◆ **Written instruction**:
Search the listing below for the string "content" and copy every line where it occurs.

◆ **Dataset records**:

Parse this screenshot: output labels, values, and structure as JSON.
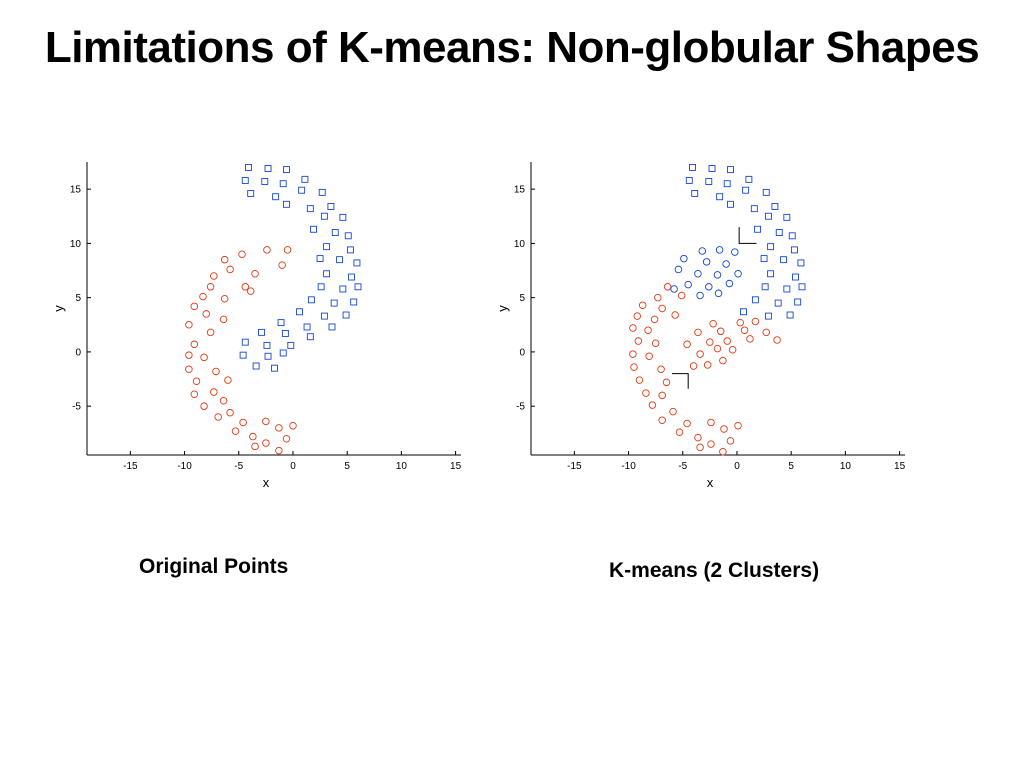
{
  "slide": {
    "title": "Limitations of K-means: Non-globular Shapes",
    "caption_left": "Original Points",
    "caption_right": "K-means (2 Clusters)"
  },
  "colors": {
    "cluster_red": "#e23a12",
    "cluster_blue": "#1446d6",
    "axis": "#000000"
  },
  "chart_data": [
    {
      "type": "scatter",
      "xlabel": "x",
      "ylabel": "y",
      "xlim": [
        -19,
        15.5
      ],
      "ylim": [
        -9.5,
        17.5
      ],
      "xticks": [
        -15,
        -10,
        -5,
        0,
        5,
        10,
        15
      ],
      "yticks": [
        -5,
        0,
        5,
        10,
        15
      ],
      "xticklabels": [
        "-15",
        "-10",
        "-5",
        "0",
        "5",
        "10",
        "15"
      ],
      "yticklabels": [
        "-5",
        "0",
        "5",
        "10",
        "15"
      ],
      "series": [
        {
          "marker": "circle",
          "color": "#e23a12",
          "points": [
            [
              -2.4,
              9.4
            ],
            [
              -0.5,
              9.4
            ],
            [
              -4.7,
              9.0
            ],
            [
              -6.3,
              8.5
            ],
            [
              -1.0,
              8.0
            ],
            [
              -5.8,
              7.6
            ],
            [
              -7.3,
              7.0
            ],
            [
              -3.5,
              7.2
            ],
            [
              -4.4,
              6.0
            ],
            [
              -7.6,
              6.0
            ],
            [
              -8.3,
              5.1
            ],
            [
              -6.3,
              4.9
            ],
            [
              -3.9,
              5.6
            ],
            [
              -9.1,
              4.2
            ],
            [
              -8.0,
              3.5
            ],
            [
              -6.4,
              3.0
            ],
            [
              -9.6,
              2.5
            ],
            [
              -7.6,
              1.8
            ],
            [
              -9.1,
              0.7
            ],
            [
              -9.6,
              -0.3
            ],
            [
              -8.2,
              -0.5
            ],
            [
              -9.6,
              -1.6
            ],
            [
              -7.1,
              -1.8
            ],
            [
              -8.9,
              -2.7
            ],
            [
              -6.0,
              -2.6
            ],
            [
              -9.1,
              -3.9
            ],
            [
              -7.3,
              -3.7
            ],
            [
              -6.4,
              -4.5
            ],
            [
              -8.2,
              -5.0
            ],
            [
              -5.8,
              -5.6
            ],
            [
              -6.9,
              -6.0
            ],
            [
              -4.6,
              -6.5
            ],
            [
              -5.3,
              -7.3
            ],
            [
              -2.5,
              -6.4
            ],
            [
              -3.7,
              -7.8
            ],
            [
              -1.3,
              -7.0
            ],
            [
              0.0,
              -6.8
            ],
            [
              -2.5,
              -8.4
            ],
            [
              -0.6,
              -8.0
            ],
            [
              -1.3,
              -9.1
            ],
            [
              -3.5,
              -8.7
            ]
          ]
        },
        {
          "marker": "square",
          "color": "#1446d6",
          "points": [
            [
              -4.1,
              17.0
            ],
            [
              -2.3,
              16.9
            ],
            [
              -0.6,
              16.8
            ],
            [
              -4.4,
              15.8
            ],
            [
              -2.6,
              15.7
            ],
            [
              -0.9,
              15.5
            ],
            [
              1.1,
              15.9
            ],
            [
              -3.9,
              14.6
            ],
            [
              -1.6,
              14.3
            ],
            [
              0.8,
              14.9
            ],
            [
              2.7,
              14.7
            ],
            [
              -0.6,
              13.6
            ],
            [
              1.6,
              13.2
            ],
            [
              3.5,
              13.4
            ],
            [
              2.9,
              12.5
            ],
            [
              4.6,
              12.4
            ],
            [
              1.9,
              11.3
            ],
            [
              3.9,
              11.0
            ],
            [
              5.1,
              10.7
            ],
            [
              3.1,
              9.7
            ],
            [
              5.3,
              9.4
            ],
            [
              2.5,
              8.6
            ],
            [
              4.3,
              8.5
            ],
            [
              5.9,
              8.2
            ],
            [
              3.1,
              7.2
            ],
            [
              5.4,
              6.9
            ],
            [
              2.6,
              6.0
            ],
            [
              4.6,
              5.8
            ],
            [
              6.0,
              6.0
            ],
            [
              1.7,
              4.8
            ],
            [
              3.8,
              4.5
            ],
            [
              5.6,
              4.6
            ],
            [
              0.6,
              3.7
            ],
            [
              2.9,
              3.3
            ],
            [
              4.9,
              3.4
            ],
            [
              -1.1,
              2.7
            ],
            [
              1.3,
              2.3
            ],
            [
              3.6,
              2.3
            ],
            [
              -2.9,
              1.8
            ],
            [
              -0.7,
              1.7
            ],
            [
              1.6,
              1.4
            ],
            [
              -4.4,
              0.9
            ],
            [
              -2.4,
              0.6
            ],
            [
              -0.2,
              0.6
            ],
            [
              -4.6,
              -0.3
            ],
            [
              -2.3,
              -0.4
            ],
            [
              -0.9,
              -0.1
            ],
            [
              -3.4,
              -1.3
            ],
            [
              -1.7,
              -1.5
            ]
          ]
        }
      ]
    },
    {
      "type": "scatter",
      "xlabel": "x",
      "ylabel": "y",
      "xlim": [
        -19,
        15.5
      ],
      "ylim": [
        -9.5,
        17.5
      ],
      "xticks": [
        -15,
        -10,
        -5,
        0,
        5,
        10,
        15
      ],
      "yticks": [
        -5,
        0,
        5,
        10,
        15
      ],
      "xticklabels": [
        "-15",
        "-10",
        "-5",
        "0",
        "5",
        "10",
        "15"
      ],
      "yticklabels": [
        "-5",
        "0",
        "5",
        "10",
        "15"
      ],
      "series": [
        {
          "marker": "circle",
          "color": "#e23a12",
          "points": [
            [
              -6.4,
              6.0
            ],
            [
              -7.3,
              5.0
            ],
            [
              -5.1,
              5.2
            ],
            [
              -8.7,
              4.3
            ],
            [
              -6.9,
              4.0
            ],
            [
              -9.2,
              3.3
            ],
            [
              -7.6,
              3.0
            ],
            [
              -5.7,
              3.4
            ],
            [
              -9.6,
              2.2
            ],
            [
              -8.2,
              2.0
            ],
            [
              -9.1,
              1.0
            ],
            [
              -7.5,
              0.8
            ],
            [
              -9.6,
              -0.2
            ],
            [
              -8.1,
              -0.4
            ],
            [
              -9.5,
              -1.4
            ],
            [
              -7.0,
              -1.6
            ],
            [
              -9.0,
              -2.6
            ],
            [
              -6.5,
              -2.8
            ],
            [
              -8.4,
              -3.8
            ],
            [
              -6.9,
              -4.0
            ],
            [
              -7.8,
              -4.9
            ],
            [
              -5.9,
              -5.5
            ],
            [
              -6.9,
              -6.3
            ],
            [
              -4.6,
              -6.6
            ],
            [
              -5.3,
              -7.4
            ],
            [
              -2.4,
              -6.5
            ],
            [
              -3.6,
              -7.9
            ],
            [
              -1.2,
              -7.1
            ],
            [
              0.1,
              -6.8
            ],
            [
              -2.4,
              -8.5
            ],
            [
              -0.6,
              -8.2
            ],
            [
              -1.3,
              -9.2
            ],
            [
              -3.4,
              -8.8
            ],
            [
              -4.0,
              -1.3
            ],
            [
              -2.7,
              -1.2
            ],
            [
              -1.3,
              -0.8
            ],
            [
              -3.4,
              -0.2
            ],
            [
              -1.8,
              0.3
            ],
            [
              -0.4,
              0.2
            ],
            [
              -4.6,
              0.7
            ],
            [
              -2.5,
              0.9
            ],
            [
              -0.9,
              1.0
            ],
            [
              1.2,
              1.2
            ],
            [
              -3.6,
              1.8
            ],
            [
              -1.5,
              1.9
            ],
            [
              0.7,
              2.0
            ],
            [
              2.7,
              1.8
            ],
            [
              3.7,
              1.1
            ],
            [
              -2.2,
              2.6
            ],
            [
              0.3,
              2.7
            ],
            [
              1.7,
              2.8
            ]
          ]
        },
        {
          "marker": "circle",
          "color": "#1446d6",
          "points": [
            [
              -3.2,
              9.3
            ],
            [
              -1.6,
              9.4
            ],
            [
              -0.2,
              9.2
            ],
            [
              -4.9,
              8.6
            ],
            [
              -2.8,
              8.3
            ],
            [
              -1.0,
              8.1
            ],
            [
              -5.4,
              7.6
            ],
            [
              -3.6,
              7.2
            ],
            [
              -1.8,
              7.1
            ],
            [
              0.1,
              7.2
            ],
            [
              -4.5,
              6.2
            ],
            [
              -2.6,
              6.0
            ],
            [
              -0.7,
              6.3
            ],
            [
              -5.8,
              5.8
            ],
            [
              -3.4,
              5.2
            ],
            [
              -1.7,
              5.4
            ]
          ]
        },
        {
          "marker": "square",
          "color": "#1446d6",
          "points": [
            [
              -4.1,
              17.0
            ],
            [
              -2.3,
              16.9
            ],
            [
              -0.6,
              16.8
            ],
            [
              -4.4,
              15.8
            ],
            [
              -2.6,
              15.7
            ],
            [
              -0.9,
              15.5
            ],
            [
              1.1,
              15.9
            ],
            [
              -3.9,
              14.6
            ],
            [
              -1.6,
              14.3
            ],
            [
              0.8,
              14.9
            ],
            [
              2.7,
              14.7
            ],
            [
              -0.6,
              13.6
            ],
            [
              1.6,
              13.2
            ],
            [
              3.5,
              13.4
            ],
            [
              2.9,
              12.5
            ],
            [
              4.6,
              12.4
            ],
            [
              1.9,
              11.3
            ],
            [
              3.9,
              11.0
            ],
            [
              5.1,
              10.7
            ],
            [
              3.1,
              9.7
            ],
            [
              5.3,
              9.4
            ],
            [
              2.5,
              8.6
            ],
            [
              4.3,
              8.5
            ],
            [
              5.9,
              8.2
            ],
            [
              3.1,
              7.2
            ],
            [
              5.4,
              6.9
            ],
            [
              2.6,
              6.0
            ],
            [
              4.6,
              5.8
            ],
            [
              6.0,
              6.0
            ],
            [
              1.7,
              4.8
            ],
            [
              3.8,
              4.5
            ],
            [
              5.6,
              4.6
            ],
            [
              0.6,
              3.7
            ],
            [
              2.9,
              3.3
            ],
            [
              4.9,
              3.4
            ]
          ]
        },
        {
          "marker": "line",
          "color": "#000000",
          "points": [
            [
              0.2,
              11.5
            ],
            [
              0.2,
              10.0
            ],
            [
              1.8,
              10.0
            ]
          ]
        },
        {
          "marker": "line",
          "color": "#000000",
          "points": [
            [
              -4.5,
              -3.4
            ],
            [
              -4.5,
              -2.0
            ],
            [
              -6.0,
              -2.0
            ]
          ]
        }
      ]
    }
  ]
}
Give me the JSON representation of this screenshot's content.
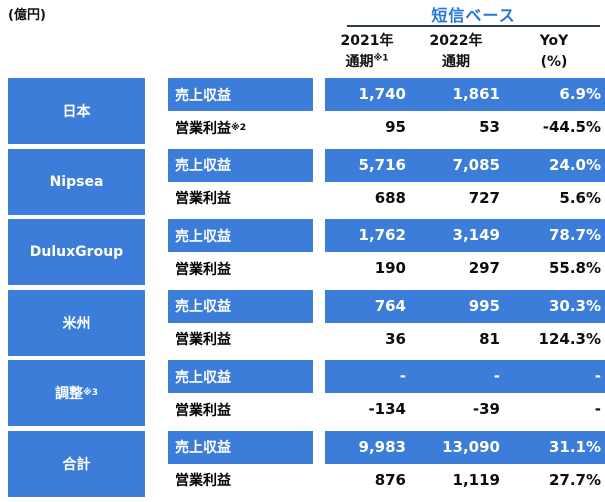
{
  "unit_label": "(億円)",
  "header": {
    "basis_label": "短信ベース",
    "col1_line1": "2021年",
    "col1_line2": "通期",
    "col1_sup": "※1",
    "col2_line1": "2022年",
    "col2_line2": "通期",
    "col2_sup": "",
    "col3_line1": "YoY",
    "col3_line2": "(%)",
    "col3_sup": ""
  },
  "colors": {
    "band_blue": "#3b7dd8",
    "basis_text_blue": "#2575dd",
    "underline_dark": "#2b3f54",
    "text_black": "#0d0d0d",
    "text_white": "#ffffff"
  },
  "sections": [
    {
      "name": "日本",
      "name_sup": "",
      "revenue": {
        "label": "売上収益",
        "label_sup": "",
        "y2021": "1,740",
        "y2022": "1,861",
        "yoy": "6.9%"
      },
      "profit": {
        "label": "営業利益",
        "label_sup": "※2",
        "y2021": "95",
        "y2022": "53",
        "yoy": "-44.5%"
      }
    },
    {
      "name": "Nipsea",
      "name_sup": "",
      "revenue": {
        "label": "売上収益",
        "label_sup": "",
        "y2021": "5,716",
        "y2022": "7,085",
        "yoy": "24.0%"
      },
      "profit": {
        "label": "営業利益",
        "label_sup": "",
        "y2021": "688",
        "y2022": "727",
        "yoy": "5.6%"
      }
    },
    {
      "name": "DuluxGroup",
      "name_sup": "",
      "revenue": {
        "label": "売上収益",
        "label_sup": "",
        "y2021": "1,762",
        "y2022": "3,149",
        "yoy": "78.7%"
      },
      "profit": {
        "label": "営業利益",
        "label_sup": "",
        "y2021": "190",
        "y2022": "297",
        "yoy": "55.8%"
      }
    },
    {
      "name": "米州",
      "name_sup": "",
      "revenue": {
        "label": "売上収益",
        "label_sup": "",
        "y2021": "764",
        "y2022": "995",
        "yoy": "30.3%"
      },
      "profit": {
        "label": "営業利益",
        "label_sup": "",
        "y2021": "36",
        "y2022": "81",
        "yoy": "124.3%"
      }
    },
    {
      "name": "調整",
      "name_sup": "※3",
      "revenue": {
        "label": "売上収益",
        "label_sup": "",
        "y2021": "-",
        "y2022": "-",
        "yoy": "-"
      },
      "profit": {
        "label": "営業利益",
        "label_sup": "",
        "y2021": "-134",
        "y2022": "-39",
        "yoy": "-"
      }
    },
    {
      "name": "合計",
      "name_sup": "",
      "revenue": {
        "label": "売上収益",
        "label_sup": "",
        "y2021": "9,983",
        "y2022": "13,090",
        "yoy": "31.1%"
      },
      "profit": {
        "label": "営業利益",
        "label_sup": "",
        "y2021": "876",
        "y2022": "1,119",
        "yoy": "27.7%"
      }
    }
  ]
}
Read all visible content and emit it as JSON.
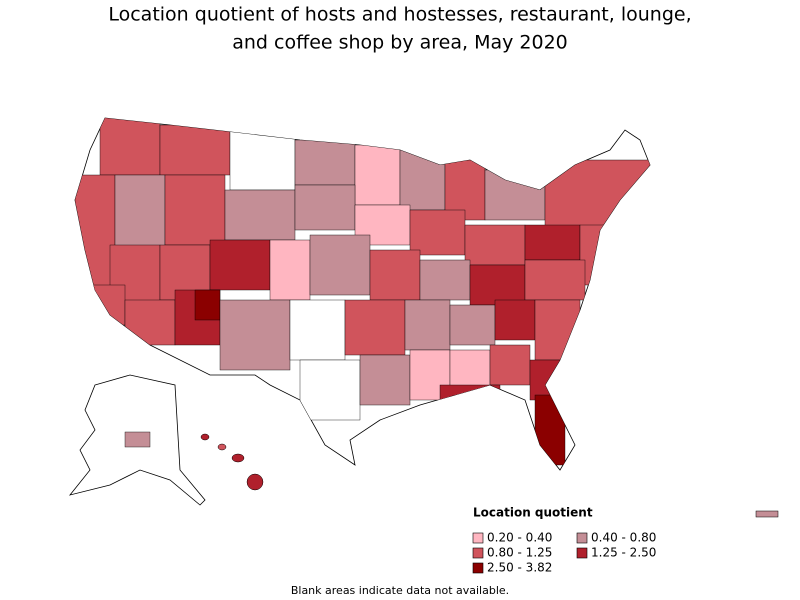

◆ **Output of the exercise**:
Give me the JSON representation of this screenshot's content.
Read all visible content and emit it as JSON.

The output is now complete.